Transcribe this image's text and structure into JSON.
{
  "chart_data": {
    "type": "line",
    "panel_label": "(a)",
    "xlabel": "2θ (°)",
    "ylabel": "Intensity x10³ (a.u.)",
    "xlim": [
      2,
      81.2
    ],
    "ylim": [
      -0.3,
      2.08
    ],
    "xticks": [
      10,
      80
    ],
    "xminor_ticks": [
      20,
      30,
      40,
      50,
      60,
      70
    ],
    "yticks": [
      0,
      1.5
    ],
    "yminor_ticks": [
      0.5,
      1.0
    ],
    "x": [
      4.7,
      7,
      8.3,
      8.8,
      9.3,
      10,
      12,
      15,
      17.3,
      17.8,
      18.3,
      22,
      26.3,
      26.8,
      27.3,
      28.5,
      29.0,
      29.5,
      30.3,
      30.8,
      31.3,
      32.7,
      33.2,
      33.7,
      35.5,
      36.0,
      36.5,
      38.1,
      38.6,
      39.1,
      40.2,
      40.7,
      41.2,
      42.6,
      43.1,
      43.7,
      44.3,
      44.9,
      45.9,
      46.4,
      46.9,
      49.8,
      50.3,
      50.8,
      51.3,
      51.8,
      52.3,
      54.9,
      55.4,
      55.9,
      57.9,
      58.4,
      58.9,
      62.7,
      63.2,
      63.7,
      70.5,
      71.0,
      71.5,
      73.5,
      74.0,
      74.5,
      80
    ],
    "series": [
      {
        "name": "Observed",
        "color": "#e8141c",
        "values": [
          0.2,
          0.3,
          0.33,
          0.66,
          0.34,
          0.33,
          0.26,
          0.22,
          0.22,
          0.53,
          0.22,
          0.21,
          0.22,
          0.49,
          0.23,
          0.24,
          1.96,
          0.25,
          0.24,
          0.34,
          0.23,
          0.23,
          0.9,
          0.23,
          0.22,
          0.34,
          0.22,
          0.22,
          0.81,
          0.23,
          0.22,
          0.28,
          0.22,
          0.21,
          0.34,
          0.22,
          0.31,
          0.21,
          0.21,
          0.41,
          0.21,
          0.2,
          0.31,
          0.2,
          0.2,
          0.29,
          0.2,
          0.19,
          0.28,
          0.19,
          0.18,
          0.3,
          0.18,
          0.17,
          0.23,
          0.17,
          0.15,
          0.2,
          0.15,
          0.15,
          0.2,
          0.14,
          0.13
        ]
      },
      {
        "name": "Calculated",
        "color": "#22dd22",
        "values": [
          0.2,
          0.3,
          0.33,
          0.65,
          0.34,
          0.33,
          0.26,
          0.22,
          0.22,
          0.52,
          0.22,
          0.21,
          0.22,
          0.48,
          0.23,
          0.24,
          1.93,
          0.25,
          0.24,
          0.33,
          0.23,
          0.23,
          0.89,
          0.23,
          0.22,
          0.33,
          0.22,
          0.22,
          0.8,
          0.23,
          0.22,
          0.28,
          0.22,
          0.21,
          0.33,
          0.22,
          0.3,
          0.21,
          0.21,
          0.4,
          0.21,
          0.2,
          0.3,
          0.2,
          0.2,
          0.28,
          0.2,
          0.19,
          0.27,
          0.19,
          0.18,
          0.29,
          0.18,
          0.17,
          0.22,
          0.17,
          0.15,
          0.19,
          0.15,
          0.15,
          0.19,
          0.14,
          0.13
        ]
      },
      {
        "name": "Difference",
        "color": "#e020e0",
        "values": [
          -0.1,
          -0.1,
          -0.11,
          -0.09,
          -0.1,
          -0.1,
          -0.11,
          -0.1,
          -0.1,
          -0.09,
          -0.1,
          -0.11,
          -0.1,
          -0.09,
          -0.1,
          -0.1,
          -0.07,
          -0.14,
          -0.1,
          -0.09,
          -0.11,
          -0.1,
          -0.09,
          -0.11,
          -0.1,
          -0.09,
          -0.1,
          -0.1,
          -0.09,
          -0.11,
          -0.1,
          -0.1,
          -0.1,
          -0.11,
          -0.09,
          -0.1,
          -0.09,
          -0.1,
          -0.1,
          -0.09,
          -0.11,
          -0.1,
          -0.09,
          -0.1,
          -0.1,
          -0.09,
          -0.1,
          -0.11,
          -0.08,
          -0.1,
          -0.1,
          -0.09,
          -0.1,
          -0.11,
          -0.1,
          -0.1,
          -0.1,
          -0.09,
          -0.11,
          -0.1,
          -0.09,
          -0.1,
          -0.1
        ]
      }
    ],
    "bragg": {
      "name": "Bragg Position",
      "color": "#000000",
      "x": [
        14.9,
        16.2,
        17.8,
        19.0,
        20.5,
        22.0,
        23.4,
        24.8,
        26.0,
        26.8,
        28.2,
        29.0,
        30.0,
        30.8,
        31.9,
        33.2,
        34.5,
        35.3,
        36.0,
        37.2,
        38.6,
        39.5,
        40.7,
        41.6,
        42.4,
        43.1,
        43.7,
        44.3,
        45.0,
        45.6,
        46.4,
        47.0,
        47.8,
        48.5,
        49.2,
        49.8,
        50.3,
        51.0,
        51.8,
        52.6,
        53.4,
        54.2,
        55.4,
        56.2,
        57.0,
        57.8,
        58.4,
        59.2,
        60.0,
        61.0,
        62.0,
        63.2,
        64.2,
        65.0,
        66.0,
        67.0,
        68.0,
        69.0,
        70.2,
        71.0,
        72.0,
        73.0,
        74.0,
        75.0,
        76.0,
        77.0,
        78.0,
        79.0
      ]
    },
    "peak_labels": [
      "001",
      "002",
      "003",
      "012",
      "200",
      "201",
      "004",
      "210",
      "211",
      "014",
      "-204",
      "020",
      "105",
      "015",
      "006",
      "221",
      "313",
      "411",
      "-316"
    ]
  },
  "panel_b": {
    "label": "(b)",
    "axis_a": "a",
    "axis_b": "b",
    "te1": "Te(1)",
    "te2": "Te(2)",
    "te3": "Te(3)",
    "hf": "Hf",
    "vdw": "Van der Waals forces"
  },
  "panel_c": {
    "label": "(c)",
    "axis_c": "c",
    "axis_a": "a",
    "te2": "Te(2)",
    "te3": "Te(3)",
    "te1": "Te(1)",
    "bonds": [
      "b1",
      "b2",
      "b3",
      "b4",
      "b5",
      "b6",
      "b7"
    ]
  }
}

**Instruction**
Look over the listing. Pull out every line with the string "name" in it.

**Correct answer**
        "name": "Observed",
        "name": "Calculated",
        "name": "Difference",
      "name": "Bragg Position",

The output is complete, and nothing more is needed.